» **INPUT MATERIAL**
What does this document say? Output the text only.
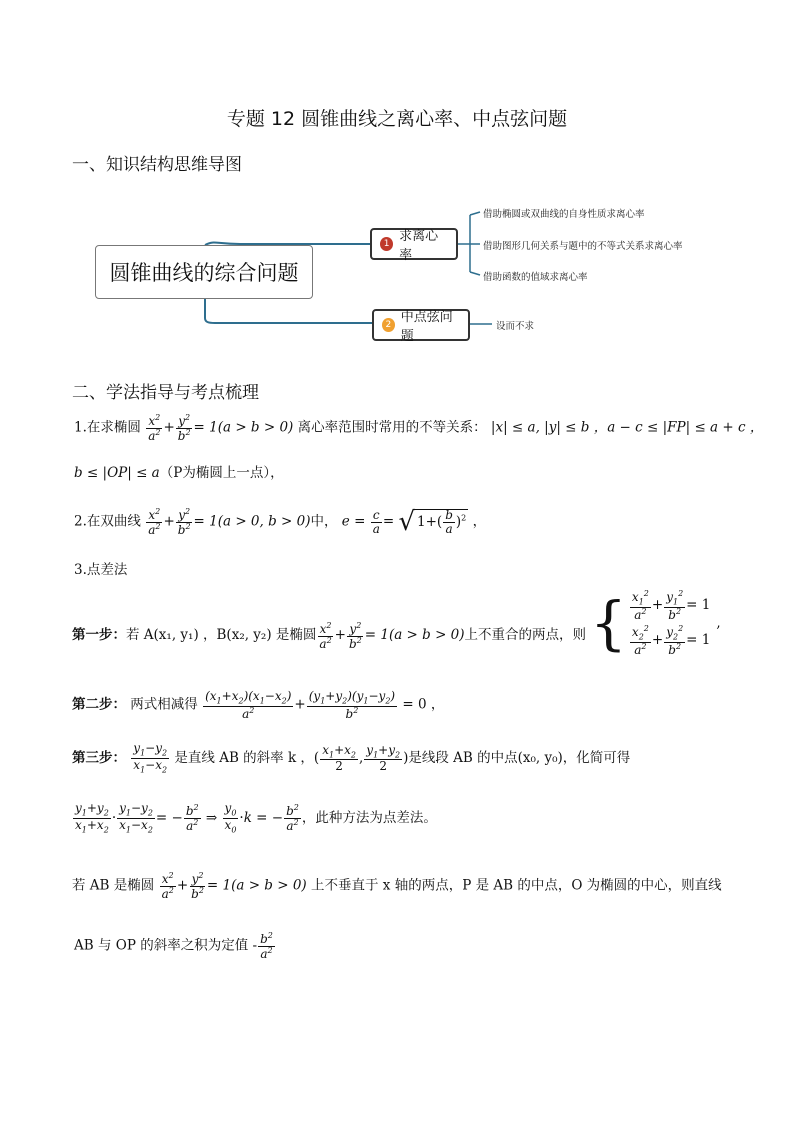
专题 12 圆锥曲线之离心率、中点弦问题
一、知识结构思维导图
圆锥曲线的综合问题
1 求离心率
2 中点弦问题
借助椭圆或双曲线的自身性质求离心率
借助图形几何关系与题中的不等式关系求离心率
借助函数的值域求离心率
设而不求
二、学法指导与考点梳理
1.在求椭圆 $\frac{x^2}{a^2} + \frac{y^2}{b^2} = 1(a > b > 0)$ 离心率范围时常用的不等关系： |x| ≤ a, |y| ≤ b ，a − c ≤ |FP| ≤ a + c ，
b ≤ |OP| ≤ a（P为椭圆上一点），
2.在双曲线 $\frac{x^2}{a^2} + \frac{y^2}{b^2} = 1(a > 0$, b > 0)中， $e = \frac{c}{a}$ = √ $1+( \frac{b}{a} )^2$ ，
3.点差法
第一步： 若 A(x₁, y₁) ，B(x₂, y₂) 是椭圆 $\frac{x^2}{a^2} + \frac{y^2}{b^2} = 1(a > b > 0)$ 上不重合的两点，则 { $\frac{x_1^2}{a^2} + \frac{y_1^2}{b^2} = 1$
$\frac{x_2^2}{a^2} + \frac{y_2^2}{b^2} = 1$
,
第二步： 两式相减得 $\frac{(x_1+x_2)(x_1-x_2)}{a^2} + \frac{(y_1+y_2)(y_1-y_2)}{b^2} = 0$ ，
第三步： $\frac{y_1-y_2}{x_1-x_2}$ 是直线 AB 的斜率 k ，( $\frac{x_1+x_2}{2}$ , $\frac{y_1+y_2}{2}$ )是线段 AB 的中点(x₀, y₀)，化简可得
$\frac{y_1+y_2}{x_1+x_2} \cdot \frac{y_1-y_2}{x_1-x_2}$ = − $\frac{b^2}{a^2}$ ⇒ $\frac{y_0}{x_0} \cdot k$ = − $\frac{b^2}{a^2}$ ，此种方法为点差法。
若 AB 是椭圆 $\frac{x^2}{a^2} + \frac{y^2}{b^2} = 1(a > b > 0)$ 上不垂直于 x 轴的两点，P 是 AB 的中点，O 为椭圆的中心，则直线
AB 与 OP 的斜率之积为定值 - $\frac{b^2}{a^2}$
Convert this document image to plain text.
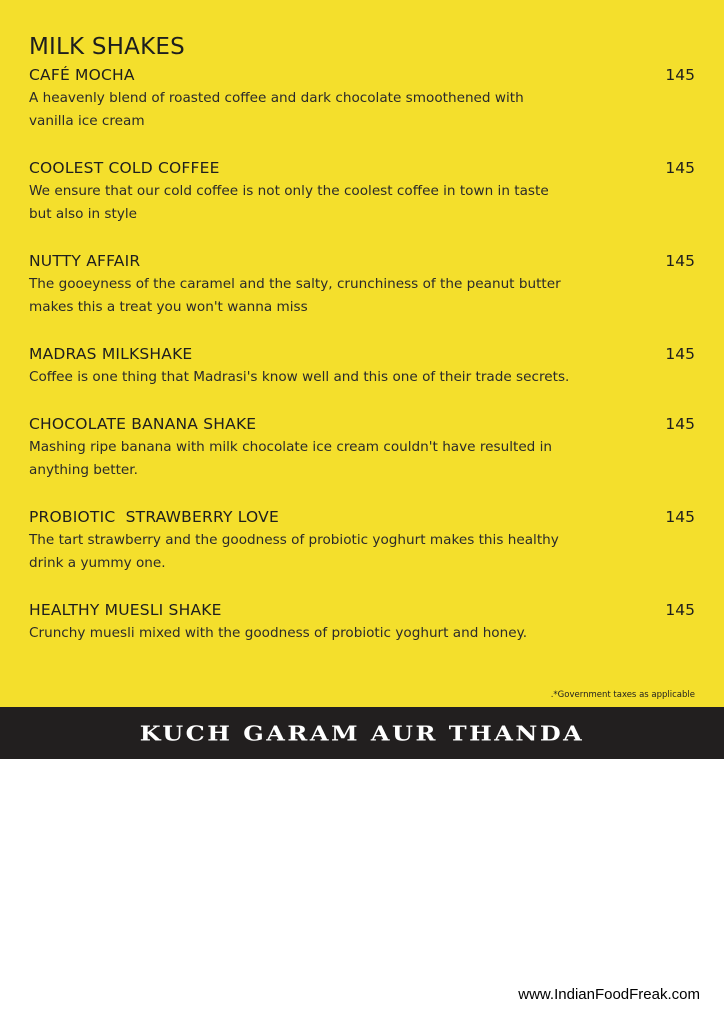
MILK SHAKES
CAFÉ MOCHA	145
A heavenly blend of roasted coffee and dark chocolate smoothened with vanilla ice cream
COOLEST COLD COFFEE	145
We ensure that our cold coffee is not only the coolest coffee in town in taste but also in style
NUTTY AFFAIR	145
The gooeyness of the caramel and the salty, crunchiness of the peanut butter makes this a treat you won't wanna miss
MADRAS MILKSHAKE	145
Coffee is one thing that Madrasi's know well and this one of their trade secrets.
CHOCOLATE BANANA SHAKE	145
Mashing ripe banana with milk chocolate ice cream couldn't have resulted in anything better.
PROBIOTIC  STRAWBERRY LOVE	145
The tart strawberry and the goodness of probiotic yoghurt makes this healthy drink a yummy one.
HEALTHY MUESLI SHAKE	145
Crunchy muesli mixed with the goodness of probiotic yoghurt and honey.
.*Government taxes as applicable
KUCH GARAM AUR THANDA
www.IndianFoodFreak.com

» **SET TASK**
Count how many lines hold the string "text" and give that number alone.

» **FULL RESPONSE**
2